### [Görev 1]
Alıntıda rehberlik dersi haftanın hangi günü ve hangi saatte yapılıyor?
### [Görev 2]
Alıntıya göre öğrenciler Ökkeş'in hikâyelerini sınıf kitaplığından alıp kendileri okuyabilecekken neden öğretmenlerinin okumasını bekliyor?

### [Alıntı]
------------

Günlerden çarşamba, son ders rehberlik. Haftanın en güzel saatleri. Muazzez Öğretmenim masasına oturdu, kitabı açtı.

O okuyacak, biz sıralarımızda dinleyeceğiz. Nasıl dinlemeyiz! Ökkeş’in kim bilir hangi maceraları sırada? Ökkeş’i çok seviyoruz, çok merak ediyoruz, çok özlüyoruz, Çarşamba olsa da hikâyeleri sınıfa gelse diye bekliyoruz. Aslında sınıf kitaplığından alıp okuyabiliriz ama hayır, biz bu ritüeli de seviyoruz. Muazzez Öğretmenim tahta iskemlesine oturacak, örtüsünü her hafta yıkayıp getirdiği tahta masasına kollarını yaslayacak; bir sınıfa, bir kitaba bakarak ve bizimle birlikte kıkırdayarak okuyacak. Balçova’daki Ertuğrul Gazi İlkokulunun seksenlerin ilk yarısındaki siyah önlüklüleri, çarşamba günleri bir başka çıkıyor okuldan. Çantamızda sınıf kitaplığından, gelecek haftaya kadar okumak üzere aldığımız bir kitap… Eve gidince mutfakta annemize, balkonda komşulara, sokakta arkadaşlarımıza anlatıyoruz Ökkeş’i. Onlar da bizimle gülsün istiyoruz. “Gülemiyorsun ya gülmek, / Bir halk gülüyorsa gülmektir” dizesinden de Edip Cansever’den de bihaberiz henüz.

------------

### [Sağlanan Veriler]
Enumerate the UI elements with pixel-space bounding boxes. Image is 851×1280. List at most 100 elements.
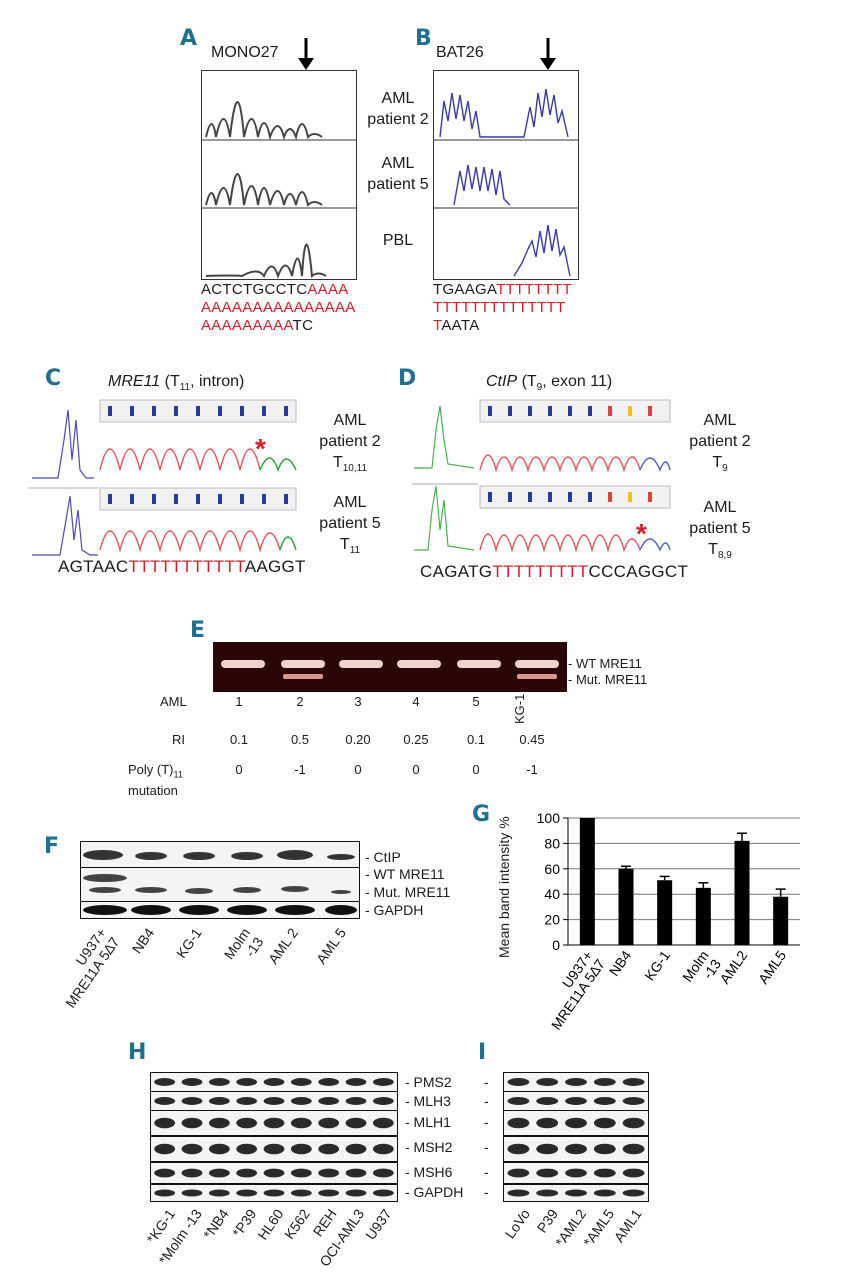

------------

### [Nihai Yanıt 1]
Çarşamba günü, son derste.

### [Nihai Yanıt 2]
Bu ritüeli de sevdikleri için bekliyorlar. Muazzez Öğretmen tahta iskemlesine oturup kollarını tahta masasına yaslıyor. Sonra bir sınıfa, bir kitaba bakarak ve onlarla birlikte kıkırdayarak okuyor.